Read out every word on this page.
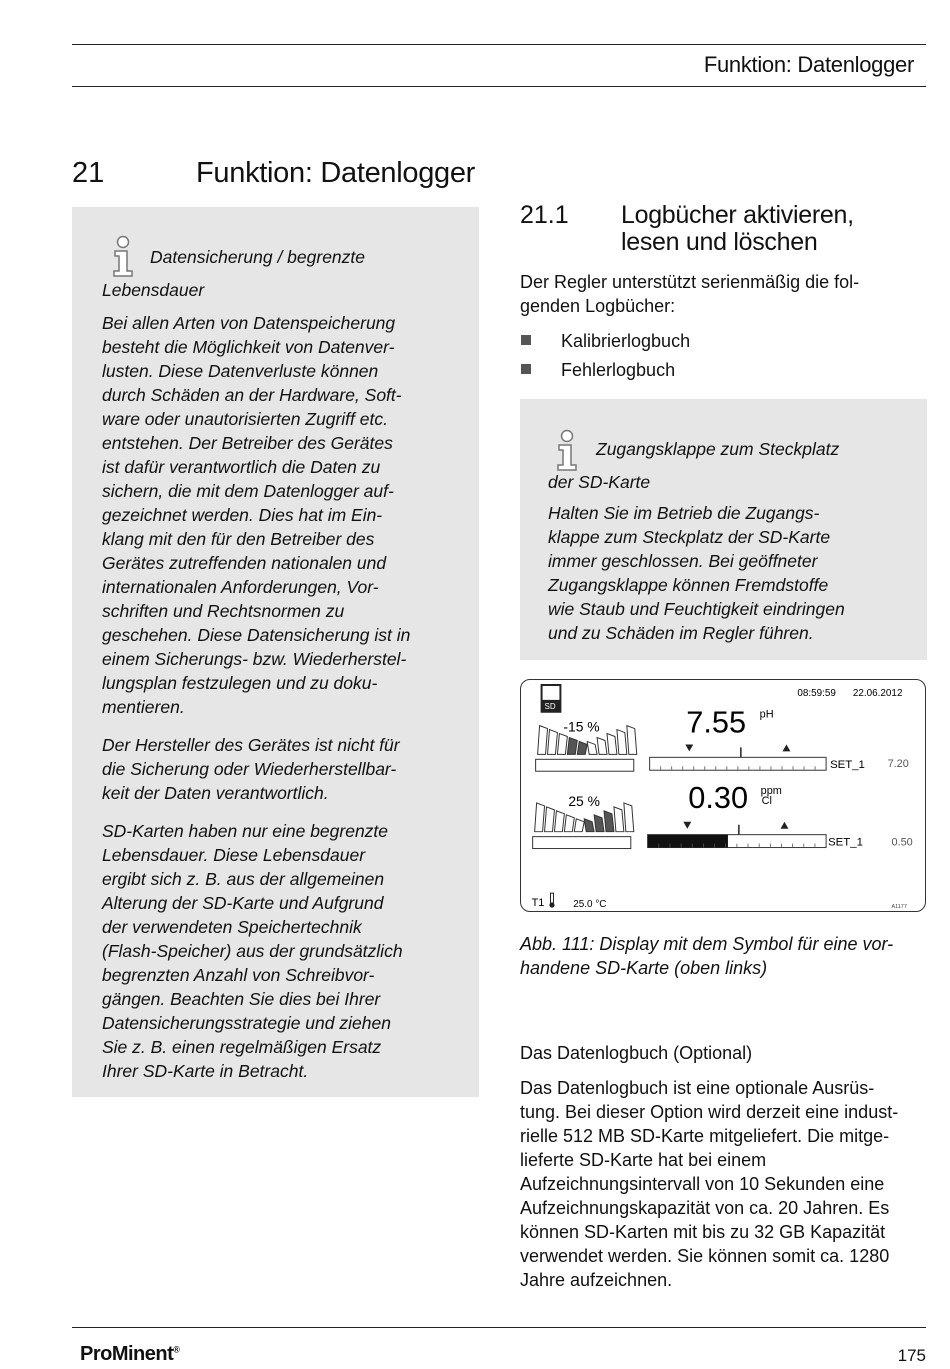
Funktion: Datenlogger
21	Funktion: Datenlogger
Datensicherung / begrenzte
Lebensdauer
Bei allen Arten von Datenspeicherung
besteht die Möglichkeit von Datenver-
lusten. Diese Datenverluste können
durch Schäden an der Hardware, Soft-
ware oder unautorisierten Zugriff etc.
entstehen. Der Betreiber des Gerätes
ist dafür verantwortlich die Daten zu
sichern, die mit dem Datenlogger auf-
gezeichnet werden. Dies hat im Ein-
klang mit den für den Betreiber des
Gerätes zutreffenden nationalen und
internationalen Anforderungen, Vor-
schriften und Rechtsnormen zu
geschehen. Diese Datensicherung ist in
einem Sicherungs- bzw. Wiederherstel-
lungsplan festzulegen und zu doku-
mentieren.
Der Hersteller des Gerätes ist nicht für
die Sicherung oder Wiederherstellbar-
keit der Daten verantwortlich.
SD-Karten haben nur eine begrenzte
Lebensdauer. Diese Lebensdauer
ergibt sich z. B. aus der allgemeinen
Alterung der SD-Karte und Aufgrund
der verwendeten Speichertechnik
(Flash-Speicher) aus der grundsätzlich
begrenzten Anzahl von Schreibvor-
gängen. Beachten Sie dies bei Ihrer
Datensicherungsstrategie und ziehen
Sie z. B. einen regelmäßigen Ersatz
Ihrer SD-Karte in Betracht.
21.1 Logbücher aktivieren,
lesen und löschen
Der Regler unterstützt serienmäßig die fol-
genden Logbücher:
Kalibrierlogbuch
Fehlerlogbuch
Zugangsklappe zum Steckplatz
der SD-Karte
Halten Sie im Betrieb die Zugangs-
klappe zum Steckplatz der SD-Karte
immer geschlossen. Bei geöffneter
Zugangsklappe können Fremdstoffe
wie Staub und Feuchtigkeit eindringen
und zu Schäden im Regler führen.
SD
08:59:59 22.06.2012
-15 %	7.55 pH
SET_1 7.20
25 %	0.30 ppm
Cl
SET_1	0.50
T1	25.0 °C	A1177
Abb. 111: Display mit dem Symbol für eine vor-
handene SD-Karte (oben links)
Das Datenlogbuch (Optional)
Das Datenlogbuch ist eine optionale Ausrüs-
tung. Bei dieser Option wird derzeit eine indust-
rielle 512 MB SD-Karte mitgeliefert. Die mitge-
lieferte SD-Karte hat bei einem
Aufzeichnungsintervall von 10 Sekunden eine
Aufzeichnungskapazität von ca. 20 Jahren. Es
können SD-Karten mit bis zu 32 GB Kapazität
verwendet werden. Sie können somit ca. 1280
Jahre aufzeichnen.
ProMinent®	175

───

** Goal **
Copy every record above exactly, leaving out any pictures.

** Answer to the problem **
Read out every word on this page.
Funktion: Datenlogger
21	Funktion: Datenlogger
Datensicherung / begrenzte
Lebensdauer
Bei allen Arten von Datenspeicherung
besteht die Möglichkeit von Datenver-
lusten. Diese Datenverluste können
durch Schäden an der Hardware, Soft-
ware oder unautorisierten Zugriff etc.
entstehen. Der Betreiber des Gerätes
ist dafür verantwortlich die Daten zu
sichern, die mit dem Datenlogger auf-
gezeichnet werden. Dies hat im Ein-
klang mit den für den Betreiber des
Gerätes zutreffenden nationalen und
internationalen Anforderungen, Vor-
schriften und Rechtsnormen zu
geschehen. Diese Datensicherung ist in
einem Sicherungs- bzw. Wiederherstel-
lungsplan festzulegen und zu doku-
mentieren.
Der Hersteller des Gerätes ist nicht für
die Sicherung oder Wiederherstellbar-
keit der Daten verantwortlich.
SD-Karten haben nur eine begrenzte
Lebensdauer. Diese Lebensdauer
ergibt sich z. B. aus der allgemeinen
Alterung der SD-Karte und Aufgrund
der verwendeten Speichertechnik
(Flash-Speicher) aus der grundsätzlich
begrenzten Anzahl von Schreibvor-
gängen. Beachten Sie dies bei Ihrer
Datensicherungsstrategie und ziehen
Sie z. B. einen regelmäßigen Ersatz
Ihrer SD-Karte in Betracht.
21.1 Logbücher aktivieren,
lesen und löschen
Der Regler unterstützt serienmäßig die fol-
genden Logbücher:
Kalibrierlogbuch
Fehlerlogbuch
Zugangsklappe zum Steckplatz
der SD-Karte
Halten Sie im Betrieb die Zugangs-
klappe zum Steckplatz der SD-Karte
immer geschlossen. Bei geöffneter
Zugangsklappe können Fremdstoffe
wie Staub und Feuchtigkeit eindringen
und zu Schäden im Regler führen.
SD
08:59:59 22.06.2012
-15 %	7.55 pH
SET_1 7.20
25 %	0.30 ppm
Cl
SET_1	0.50
T1	25.0 °C	A1177
Abb. 111: Display mit dem Symbol für eine vor-
handene SD-Karte (oben links)
Das Datenlogbuch (Optional)
Das Datenlogbuch ist eine optionale Ausrüs-
tung. Bei dieser Option wird derzeit eine indust-
rielle 512 MB SD-Karte mitgeliefert. Die mitge-
lieferte SD-Karte hat bei einem
Aufzeichnungsintervall von 10 Sekunden eine
Aufzeichnungskapazität von ca. 20 Jahren. Es
können SD-Karten mit bis zu 32 GB Kapazität
verwendet werden. Sie können somit ca. 1280
Jahre aufzeichnen.
ProMinent®	175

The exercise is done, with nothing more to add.